[Excerpted passage]
Tagged as: Breaking up, Troubled relationships<< Previous question   Next question >>
Question - (30 December 2010) 1 Answers - (Newest, 31 December 2010)
A female United Kingdom age 30-35, anonymous writes:

This is SO long and I apologise :/

My boyfriend had been making me miserable for quite a few weeks by like just doing things like calling 31 times a week, but then when i did talk to him not pay attention to what im talking about, talking constantly about his ex girlfriends, actually once he called his ex girlfriend his current girlfriend which realy got to me. He was so selfish and self centred it was hard to bear when all i wanted to to pleas him and yet it wasn't enough. he was so clingy and insecure but i didnt say anything because i didnt want to make him upset and I wanted to be with him even though i was so miserable and feeling trapped. I came so closeto breaking up with him but i thought against it because I wanted to wipe the slate clean and give it another go.

Jump forward a couple of days:

I help out at Girl Guides and I was arranging a party for 45 children and the other helpers hadn't pulled their weight and had left me to do almost all of it. at that point i hadnt seen my boyfriend in about 3 weeks but my friends persuaded me see him at starbucks, and i must say that my attention wasnt completely on him because i was trying to ring people and find out what was going on and i was so stressed it was unbelievable. My friends and boyfriends agreed to come back to my house and help me pack and set up the hall. Even though i hadn't seen him in a while, everything seemed lovely, and he even bought me a flower.

[Information provided]
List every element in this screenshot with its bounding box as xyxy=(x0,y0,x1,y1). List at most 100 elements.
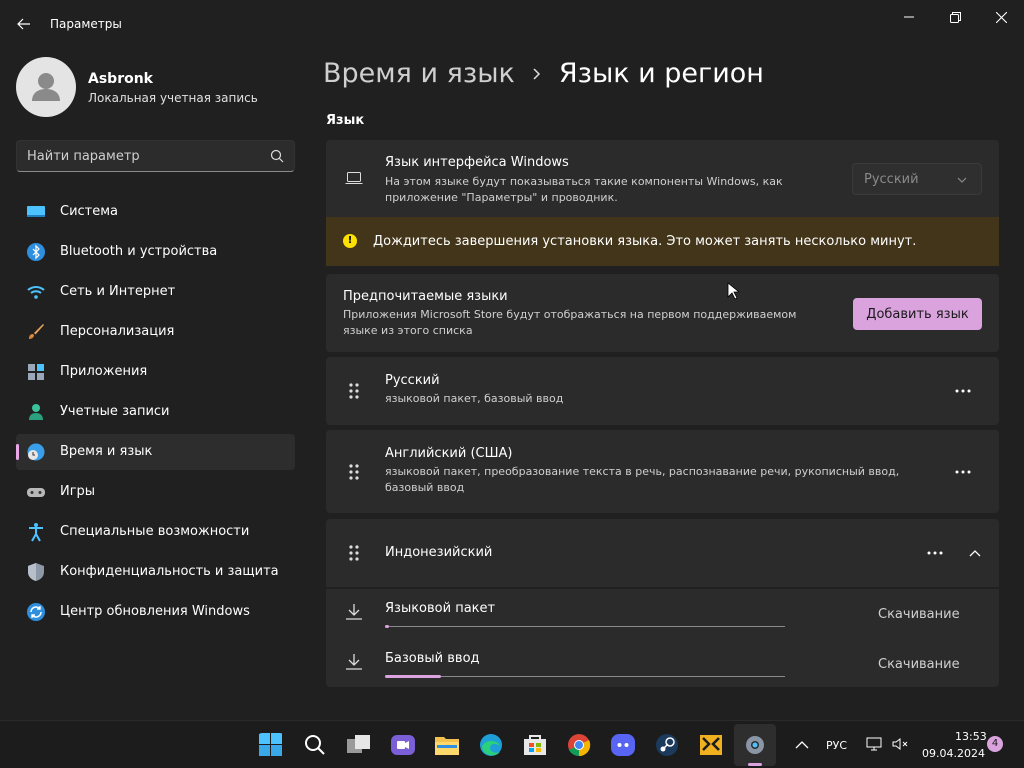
input-language-indicator[interactable]: РУС xyxy=(826,739,847,752)
drag-handle-icon[interactable] xyxy=(348,463,360,481)
download-panel: Языковой пакет Скачивание Базовый ввод С… xyxy=(326,589,999,687)
sidebar-item-gaming[interactable]: Игры xyxy=(16,474,295,510)
more-options-icon[interactable] xyxy=(927,551,943,555)
store-icon[interactable] xyxy=(522,733,548,757)
network-icon[interactable] xyxy=(866,737,882,751)
accessibility-icon xyxy=(29,523,43,542)
sidebar-item-personalization[interactable]: Персонализация xyxy=(16,314,295,350)
search-input[interactable]: Найти параметр xyxy=(16,140,295,172)
language-features: языковой пакет, преобразование текста в … xyxy=(385,465,900,494)
close-icon xyxy=(995,11,1007,23)
apps-icon xyxy=(28,364,44,380)
display-language-card: Язык интерфейса Windows На этом языке бу… xyxy=(326,140,999,217)
preferred-languages-card: Предпочитаемые языки Приложения Microsof… xyxy=(326,274,999,352)
chat-icon[interactable] xyxy=(390,733,416,757)
back-button[interactable] xyxy=(12,12,36,36)
volume-muted-icon[interactable] xyxy=(892,737,908,751)
discord-icon[interactable] xyxy=(610,733,636,757)
drag-handle-icon[interactable] xyxy=(348,544,360,562)
download-icon xyxy=(346,654,362,670)
language-name: Английский (США) xyxy=(385,446,513,461)
chrome-icon[interactable] xyxy=(566,733,592,757)
drag-handle-icon[interactable] xyxy=(348,382,360,400)
minimize-button[interactable] xyxy=(886,6,932,28)
sidebar-item-label: Специальные возможности xyxy=(60,524,250,539)
display-language-dropdown[interactable]: Русский xyxy=(852,163,982,195)
laptop-icon xyxy=(345,172,363,184)
avatar[interactable] xyxy=(16,57,76,117)
chevron-right-icon xyxy=(533,67,540,80)
add-language-button[interactable]: Добавить язык xyxy=(853,298,982,330)
shield-icon xyxy=(28,563,44,581)
person-icon xyxy=(29,404,43,420)
language-features: языковой пакет, базовый ввод xyxy=(385,392,564,405)
sidebar-item-network[interactable]: Сеть и Интернет xyxy=(16,274,295,310)
sidebar-item-label: Приложения xyxy=(60,364,148,379)
sidebar-item-windows-update[interactable]: Центр обновления Windows xyxy=(16,594,295,630)
back-arrow-icon xyxy=(17,18,30,30)
sidebar-nav: Система Bluetooth и устройства Сеть и Ин… xyxy=(16,194,295,634)
sidebar-item-bluetooth[interactable]: Bluetooth и устройства xyxy=(16,234,295,270)
language-item-indonesian[interactable]: Индонезийский xyxy=(326,519,999,587)
user-name: Asbronk xyxy=(88,71,153,87)
display-language-title: Язык интерфейса Windows xyxy=(385,155,569,170)
wifi-icon xyxy=(27,286,45,299)
language-name: Русский xyxy=(385,373,440,388)
app-icon[interactable] xyxy=(698,733,724,757)
sidebar-item-label: Сеть и Интернет xyxy=(60,284,176,299)
search-icon[interactable] xyxy=(302,733,328,757)
minimize-icon xyxy=(904,16,914,18)
sidebar-item-accounts[interactable]: Учетные записи xyxy=(16,394,295,430)
preferred-title: Предпочитаемые языки xyxy=(343,289,508,304)
file-explorer-icon[interactable] xyxy=(434,733,460,757)
bluetooth-icon xyxy=(27,243,45,261)
clock-time[interactable]: 13:53 xyxy=(955,730,987,743)
sidebar-item-accessibility[interactable]: Специальные возможности xyxy=(16,514,295,550)
start-icon[interactable] xyxy=(258,733,284,757)
edge-icon[interactable] xyxy=(478,733,504,757)
sidebar-item-label: Учетные записи xyxy=(60,404,170,419)
steam-icon[interactable] xyxy=(654,733,680,757)
title-bar: Параметры xyxy=(0,0,1024,48)
gamepad-icon xyxy=(27,488,45,497)
download-progress-fill xyxy=(385,625,389,628)
sidebar-item-label: Конфиденциальность и защита xyxy=(60,564,279,579)
chevron-up-icon[interactable] xyxy=(969,549,981,557)
warning-icon: ! xyxy=(343,234,357,248)
language-item-english[interactable]: Английский (США) языковой пакет, преобра… xyxy=(326,430,999,513)
language-item-russian[interactable]: Русский языковой пакет, базовый ввод xyxy=(326,357,999,425)
language-name: Индонезийский xyxy=(385,545,493,560)
download-progress xyxy=(385,675,785,678)
restore-icon xyxy=(949,11,961,23)
sidebar-item-label: Система xyxy=(60,204,119,219)
more-options-icon[interactable] xyxy=(955,470,971,474)
update-icon xyxy=(27,603,45,621)
notification-badge[interactable]: 4 xyxy=(987,736,1003,752)
sidebar-item-time-language[interactable]: Время и язык xyxy=(16,434,295,470)
sidebar-item-label: Bluetooth и устройства xyxy=(60,244,218,259)
settings-icon[interactable] xyxy=(742,733,768,757)
breadcrumb-parent[interactable]: Время и язык xyxy=(323,58,515,89)
warning-infobar: ! Дождитесь завершения установки языка. … xyxy=(326,217,999,266)
download-title: Базовый ввод xyxy=(385,651,480,666)
sidebar-item-label: Персонализация xyxy=(60,324,175,339)
sidebar-item-label: Центр обновления Windows xyxy=(60,604,250,619)
sidebar-item-system[interactable]: Система xyxy=(16,194,295,230)
close-button[interactable] xyxy=(978,6,1024,28)
chevron-up-icon[interactable] xyxy=(795,740,809,750)
more-options-icon[interactable] xyxy=(955,389,971,393)
account-type: Локальная учетная запись xyxy=(88,91,258,105)
task-view-icon[interactable] xyxy=(346,733,372,757)
sidebar-item-privacy[interactable]: Конфиденциальность и защита xyxy=(16,554,295,590)
maximize-button[interactable] xyxy=(932,6,978,28)
display-language-description: На этом языке будут показываться такие к… xyxy=(385,175,783,204)
clock-date[interactable]: 09.04.2024 xyxy=(922,747,985,760)
sidebar-item-apps[interactable]: Приложения xyxy=(16,354,295,390)
download-progress xyxy=(385,625,785,628)
download-status: Скачивание xyxy=(878,657,960,672)
brush-icon xyxy=(29,324,44,339)
system-icon xyxy=(27,206,45,217)
warning-text: Дождитесь завершения установки языка. Эт… xyxy=(373,234,917,249)
search-icon xyxy=(270,149,284,163)
download-title: Языковой пакет xyxy=(385,601,496,616)
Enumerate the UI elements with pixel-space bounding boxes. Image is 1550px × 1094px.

[Problem to solve] Continue the forum post about the troubled relationship with the boyfriend, starting right after its last sentence.

[Answer for the task]
we got back to my house and i sorted a few things out, then i got hold of nors mum and everything got sorted out so i didnt need them anymore, I didnt want to kick them out so they stayed at my house for a bit and then were like, we dont want to keep you so well go.

my boyfriend was like, cant I stay a bit longer? I was like look, im really sorry but i need to do things, and my parents are home and its all a bit weird D:

so they left and at the party i just texted joe like normal thinking everything was fine.

THEN

he texted me on saturday I think... going, we need to talk about friday. I was like, what do you mean friday? And he went; the fact that i havent seen you for 3 weeks and then you just kick me out of your house when we could have just had 20 minutes together.

-' im sorry, but you knew i had things to do and stuff to organise, and i just dont have that relationship with my parents where id feel comfortable being alone with you in the house'

- i think we have different expectations for this relationship

- i love you, you idiot, and it makes me really upset and angry when things that are caused by outside circumstances make you think i dont want to be with you or a load of crap like that

-ok. im going to ring you in a bit and you have to promise to hear me out, ok?

i swear the term 'hear me out' means this is my opinion and we will have a discussion.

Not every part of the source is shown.